Check each line of the data below for the word "time", then extract the ones that have it.

Start of MATERIAL SUPPLIED

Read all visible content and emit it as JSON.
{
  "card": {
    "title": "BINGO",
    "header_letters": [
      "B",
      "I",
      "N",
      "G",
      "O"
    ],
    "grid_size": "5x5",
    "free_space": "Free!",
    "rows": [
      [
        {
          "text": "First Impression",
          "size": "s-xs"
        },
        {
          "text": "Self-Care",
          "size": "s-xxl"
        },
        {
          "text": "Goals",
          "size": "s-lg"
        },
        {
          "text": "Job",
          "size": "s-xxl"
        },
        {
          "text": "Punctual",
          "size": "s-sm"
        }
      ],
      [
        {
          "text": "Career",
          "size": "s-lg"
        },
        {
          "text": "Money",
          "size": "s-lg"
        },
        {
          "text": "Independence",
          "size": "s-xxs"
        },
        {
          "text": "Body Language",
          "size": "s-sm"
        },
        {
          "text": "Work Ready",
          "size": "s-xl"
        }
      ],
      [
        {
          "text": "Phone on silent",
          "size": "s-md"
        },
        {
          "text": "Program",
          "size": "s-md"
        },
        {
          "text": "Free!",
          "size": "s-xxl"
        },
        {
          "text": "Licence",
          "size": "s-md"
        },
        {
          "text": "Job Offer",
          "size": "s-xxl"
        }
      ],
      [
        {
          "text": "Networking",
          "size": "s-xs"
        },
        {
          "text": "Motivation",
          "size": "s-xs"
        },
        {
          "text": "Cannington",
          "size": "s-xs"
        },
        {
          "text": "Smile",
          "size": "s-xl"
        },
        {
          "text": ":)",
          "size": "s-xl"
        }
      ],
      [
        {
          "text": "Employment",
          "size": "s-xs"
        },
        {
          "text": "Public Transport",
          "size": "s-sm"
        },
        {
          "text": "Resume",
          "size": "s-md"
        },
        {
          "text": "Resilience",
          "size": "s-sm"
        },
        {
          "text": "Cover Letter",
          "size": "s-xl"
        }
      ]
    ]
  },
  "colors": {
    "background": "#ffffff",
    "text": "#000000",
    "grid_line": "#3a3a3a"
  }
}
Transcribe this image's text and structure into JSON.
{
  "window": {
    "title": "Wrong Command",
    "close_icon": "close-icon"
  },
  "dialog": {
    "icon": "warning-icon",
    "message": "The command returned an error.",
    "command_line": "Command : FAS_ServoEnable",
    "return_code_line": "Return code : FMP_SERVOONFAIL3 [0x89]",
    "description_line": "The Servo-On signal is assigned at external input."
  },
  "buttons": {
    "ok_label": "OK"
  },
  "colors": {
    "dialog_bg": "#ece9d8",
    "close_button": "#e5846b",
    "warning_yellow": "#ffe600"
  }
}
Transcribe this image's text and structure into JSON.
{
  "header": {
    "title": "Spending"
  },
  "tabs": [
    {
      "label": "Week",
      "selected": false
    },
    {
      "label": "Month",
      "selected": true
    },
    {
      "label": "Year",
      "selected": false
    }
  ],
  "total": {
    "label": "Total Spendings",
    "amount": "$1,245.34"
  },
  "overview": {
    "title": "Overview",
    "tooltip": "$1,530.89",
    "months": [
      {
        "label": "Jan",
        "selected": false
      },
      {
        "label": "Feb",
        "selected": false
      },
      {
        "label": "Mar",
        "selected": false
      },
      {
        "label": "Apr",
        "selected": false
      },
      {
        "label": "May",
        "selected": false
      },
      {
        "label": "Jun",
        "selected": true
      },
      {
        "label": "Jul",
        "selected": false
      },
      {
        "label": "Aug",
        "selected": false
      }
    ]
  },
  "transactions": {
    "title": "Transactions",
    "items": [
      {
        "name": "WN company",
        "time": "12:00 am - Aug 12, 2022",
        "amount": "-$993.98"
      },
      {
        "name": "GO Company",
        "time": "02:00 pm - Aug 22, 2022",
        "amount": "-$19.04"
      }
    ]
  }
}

End of MATERIAL SUPPLIED

### [TASK RESPONSE]
        "time": "12:00 am - Aug 12, 2022",
        "time": "02:00 pm - Aug 22, 2022",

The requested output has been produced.